Copy out all of the data below with no alterations.

## MATERIAL TO PROCESS
[START]

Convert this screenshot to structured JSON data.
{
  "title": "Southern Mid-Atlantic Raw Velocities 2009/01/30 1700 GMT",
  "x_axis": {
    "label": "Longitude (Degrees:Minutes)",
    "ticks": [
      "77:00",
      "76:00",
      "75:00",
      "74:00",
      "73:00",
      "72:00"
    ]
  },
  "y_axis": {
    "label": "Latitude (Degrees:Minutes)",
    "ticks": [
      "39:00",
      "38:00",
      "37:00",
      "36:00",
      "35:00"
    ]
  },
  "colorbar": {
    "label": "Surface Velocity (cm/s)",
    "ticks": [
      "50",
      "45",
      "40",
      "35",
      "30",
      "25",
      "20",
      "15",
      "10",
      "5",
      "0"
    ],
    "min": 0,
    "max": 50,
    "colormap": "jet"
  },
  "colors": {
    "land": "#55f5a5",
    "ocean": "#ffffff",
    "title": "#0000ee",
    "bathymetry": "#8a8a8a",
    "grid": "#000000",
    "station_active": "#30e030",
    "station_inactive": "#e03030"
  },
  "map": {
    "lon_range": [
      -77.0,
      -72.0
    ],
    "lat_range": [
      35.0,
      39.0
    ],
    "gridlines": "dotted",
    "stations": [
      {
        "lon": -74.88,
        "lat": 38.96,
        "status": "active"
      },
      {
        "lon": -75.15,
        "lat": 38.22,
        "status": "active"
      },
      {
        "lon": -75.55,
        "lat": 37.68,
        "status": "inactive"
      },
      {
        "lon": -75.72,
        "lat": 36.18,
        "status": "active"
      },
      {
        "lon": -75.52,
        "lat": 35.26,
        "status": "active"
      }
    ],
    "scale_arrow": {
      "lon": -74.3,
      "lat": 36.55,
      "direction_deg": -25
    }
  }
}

[END]

## RESULT BELOW
Convert this screenshot to structured JSON data.
{
  "title": "Southern Mid-Atlantic Raw Velocities 2009/01/30 1700 GMT",
  "x_axis": {
    "label": "Longitude (Degrees:Minutes)",
    "ticks": [
      "77:00",
      "76:00",
      "75:00",
      "74:00",
      "73:00",
      "72:00"
    ]
  },
  "y_axis": {
    "label": "Latitude (Degrees:Minutes)",
    "ticks": [
      "39:00",
      "38:00",
      "37:00",
      "36:00",
      "35:00"
    ]
  },
  "colorbar": {
    "label": "Surface Velocity (cm/s)",
    "ticks": [
      "50",
      "45",
      "40",
      "35",
      "30",
      "25",
      "20",
      "15",
      "10",
      "5",
      "0"
    ],
    "min": 0,
    "max": 50,
    "colormap": "jet"
  },
  "colors": {
    "land": "#55f5a5",
    "ocean": "#ffffff",
    "title": "#0000ee",
    "bathymetry": "#8a8a8a",
    "grid": "#000000",
    "station_active": "#30e030",
    "station_inactive": "#e03030"
  },
  "map": {
    "lon_range": [
      -77.0,
      -72.0
    ],
    "lat_range": [
      35.0,
      39.0
    ],
    "gridlines": "dotted",
    "stations": [
      {
        "lon": -74.88,
        "lat": 38.96,
        "status": "active"
      },
      {
        "lon": -75.15,
        "lat": 38.22,
        "status": "active"
      },
      {
        "lon": -75.55,
        "lat": 37.68,
        "status": "inactive"
      },
      {
        "lon": -75.72,
        "lat": 36.18,
        "status": "active"
      },
      {
        "lon": -75.52,
        "lat": 35.26,
        "status": "active"
      }
    ],
    "scale_arrow": {
      "lon": -74.3,
      "lat": 36.55,
      "direction_deg": -25
    }
  }
}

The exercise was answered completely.